**Required task**. Copy the listing from the line with "Localize each UI" to the line with "- Polygon shape: [25, 226, 95, 254]", switching "Circle shape" to "Round marker" and leaving everything else as it is.

**Records shown**.
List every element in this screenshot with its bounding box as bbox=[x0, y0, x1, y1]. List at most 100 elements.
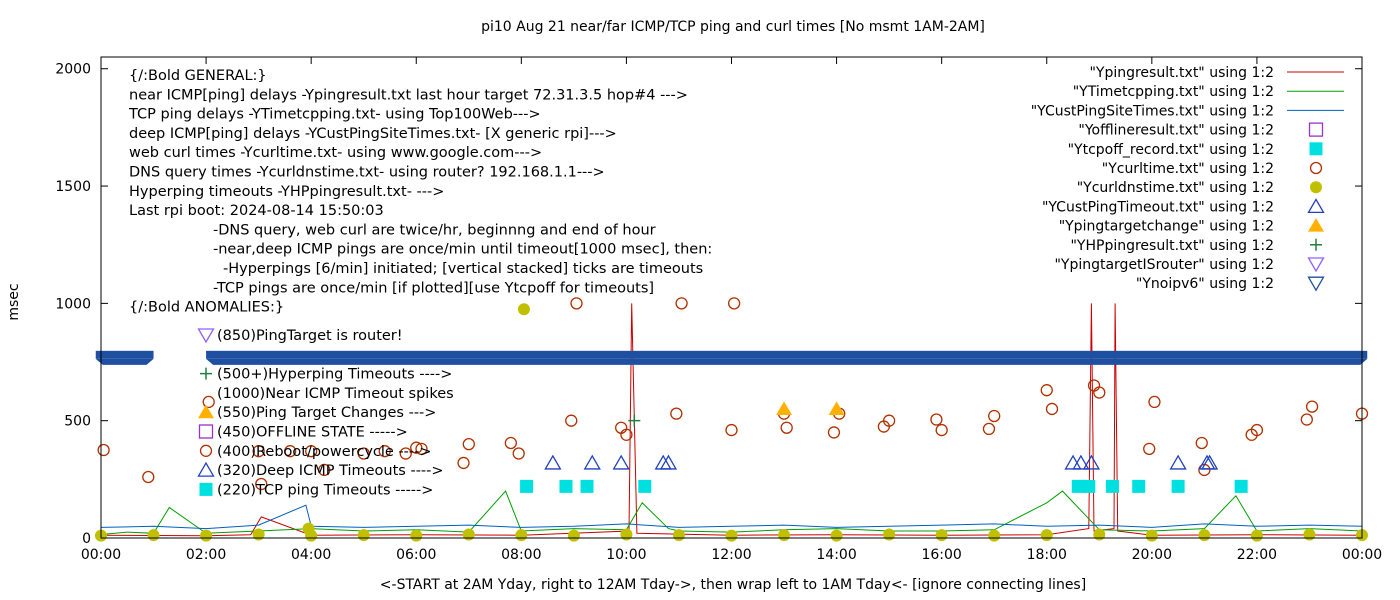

==

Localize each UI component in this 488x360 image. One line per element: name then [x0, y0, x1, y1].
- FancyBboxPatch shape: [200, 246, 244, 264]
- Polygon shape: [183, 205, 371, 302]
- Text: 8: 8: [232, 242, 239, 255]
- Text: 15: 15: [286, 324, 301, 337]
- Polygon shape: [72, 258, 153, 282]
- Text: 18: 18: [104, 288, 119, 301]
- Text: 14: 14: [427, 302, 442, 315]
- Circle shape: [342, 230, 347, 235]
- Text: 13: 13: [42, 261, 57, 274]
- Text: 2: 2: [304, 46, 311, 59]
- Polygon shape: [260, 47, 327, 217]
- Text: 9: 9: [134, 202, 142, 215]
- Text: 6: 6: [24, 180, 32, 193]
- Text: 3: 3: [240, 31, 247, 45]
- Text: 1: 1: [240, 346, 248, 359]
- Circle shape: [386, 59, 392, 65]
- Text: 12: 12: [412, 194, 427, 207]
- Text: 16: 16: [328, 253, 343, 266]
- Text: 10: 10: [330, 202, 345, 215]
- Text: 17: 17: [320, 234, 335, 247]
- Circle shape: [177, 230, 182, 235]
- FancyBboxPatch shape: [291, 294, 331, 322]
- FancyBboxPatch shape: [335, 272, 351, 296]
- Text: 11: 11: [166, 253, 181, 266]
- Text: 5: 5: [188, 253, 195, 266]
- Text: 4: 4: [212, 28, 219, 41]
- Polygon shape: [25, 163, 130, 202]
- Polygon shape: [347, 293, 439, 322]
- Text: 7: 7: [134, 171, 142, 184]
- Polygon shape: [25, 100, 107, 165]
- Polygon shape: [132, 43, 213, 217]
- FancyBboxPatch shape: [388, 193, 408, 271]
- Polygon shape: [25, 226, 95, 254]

**Result**.
Localize each UI component in this 488x360 image. One line per element: name then [x0, y0, x1, y1].
- FancyBboxPatch shape: [200, 246, 244, 264]
- Polygon shape: [183, 205, 371, 302]
- Text: 8: 8: [232, 242, 239, 255]
- Text: 15: 15: [286, 324, 301, 337]
- Polygon shape: [72, 258, 153, 282]
- Text: 18: 18: [104, 288, 119, 301]
- Text: 14: 14: [427, 302, 442, 315]
- Round marker: [342, 230, 347, 235]
- Text: 13: 13: [42, 261, 57, 274]
- Text: 2: 2: [304, 46, 311, 59]
- Polygon shape: [260, 47, 327, 217]
- Text: 9: 9: [134, 202, 142, 215]
- Text: 6: 6: [24, 180, 32, 193]
- Text: 3: 3: [240, 31, 247, 45]
- Text: 1: 1: [240, 346, 248, 359]
- Round marker: [386, 59, 392, 65]
- Text: 12: 12: [412, 194, 427, 207]
- Text: 16: 16: [328, 253, 343, 266]
- Text: 10: 10: [330, 202, 345, 215]
- Text: 17: 17: [320, 234, 335, 247]
- Round marker: [177, 230, 182, 235]
- FancyBboxPatch shape: [291, 294, 331, 322]
- FancyBboxPatch shape: [335, 272, 351, 296]
- Text: 11: 11: [166, 253, 181, 266]
- Text: 5: 5: [188, 253, 195, 266]
- Text: 4: 4: [212, 28, 219, 41]
- Polygon shape: [25, 163, 130, 202]
- Polygon shape: [347, 293, 439, 322]
- Text: 7: 7: [134, 171, 142, 184]
- Polygon shape: [25, 100, 107, 165]
- Polygon shape: [132, 43, 213, 217]
- FancyBboxPatch shape: [388, 193, 408, 271]
- Polygon shape: [25, 226, 95, 254]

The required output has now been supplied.